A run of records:
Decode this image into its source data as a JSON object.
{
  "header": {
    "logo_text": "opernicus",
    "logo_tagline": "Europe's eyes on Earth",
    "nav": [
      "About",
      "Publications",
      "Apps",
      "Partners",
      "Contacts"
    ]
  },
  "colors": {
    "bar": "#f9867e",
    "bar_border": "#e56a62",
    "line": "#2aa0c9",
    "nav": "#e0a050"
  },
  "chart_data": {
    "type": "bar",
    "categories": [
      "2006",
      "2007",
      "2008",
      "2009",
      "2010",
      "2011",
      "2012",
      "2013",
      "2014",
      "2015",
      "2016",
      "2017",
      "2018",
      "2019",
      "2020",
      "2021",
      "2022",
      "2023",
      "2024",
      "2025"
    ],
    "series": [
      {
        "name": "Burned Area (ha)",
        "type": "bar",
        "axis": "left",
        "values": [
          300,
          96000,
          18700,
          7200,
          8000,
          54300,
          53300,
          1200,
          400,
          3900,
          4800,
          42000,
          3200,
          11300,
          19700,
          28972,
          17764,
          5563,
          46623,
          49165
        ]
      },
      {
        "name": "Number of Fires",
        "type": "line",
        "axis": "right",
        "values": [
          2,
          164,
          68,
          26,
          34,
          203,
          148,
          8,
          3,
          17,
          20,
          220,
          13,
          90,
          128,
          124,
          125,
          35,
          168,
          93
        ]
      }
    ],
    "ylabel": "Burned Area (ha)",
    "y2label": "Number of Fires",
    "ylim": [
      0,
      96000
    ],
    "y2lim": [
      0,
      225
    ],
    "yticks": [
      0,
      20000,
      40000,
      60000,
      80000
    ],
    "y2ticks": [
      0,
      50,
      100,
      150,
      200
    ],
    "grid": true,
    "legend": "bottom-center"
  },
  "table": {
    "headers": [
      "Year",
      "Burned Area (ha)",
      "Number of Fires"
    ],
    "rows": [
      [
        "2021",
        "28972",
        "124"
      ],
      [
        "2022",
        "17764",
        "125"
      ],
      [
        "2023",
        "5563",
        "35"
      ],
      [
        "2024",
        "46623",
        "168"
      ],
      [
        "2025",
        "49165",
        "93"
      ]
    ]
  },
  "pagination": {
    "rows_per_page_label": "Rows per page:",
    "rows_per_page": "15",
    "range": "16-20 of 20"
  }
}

SET PROBLEM:
Return a copy of every line that includes the word "Area".

TASK OUTPUT:
        "name": "Burned Area (ha)",
    "ylabel": "Burned Area (ha)",
      "Burned Area (ha)",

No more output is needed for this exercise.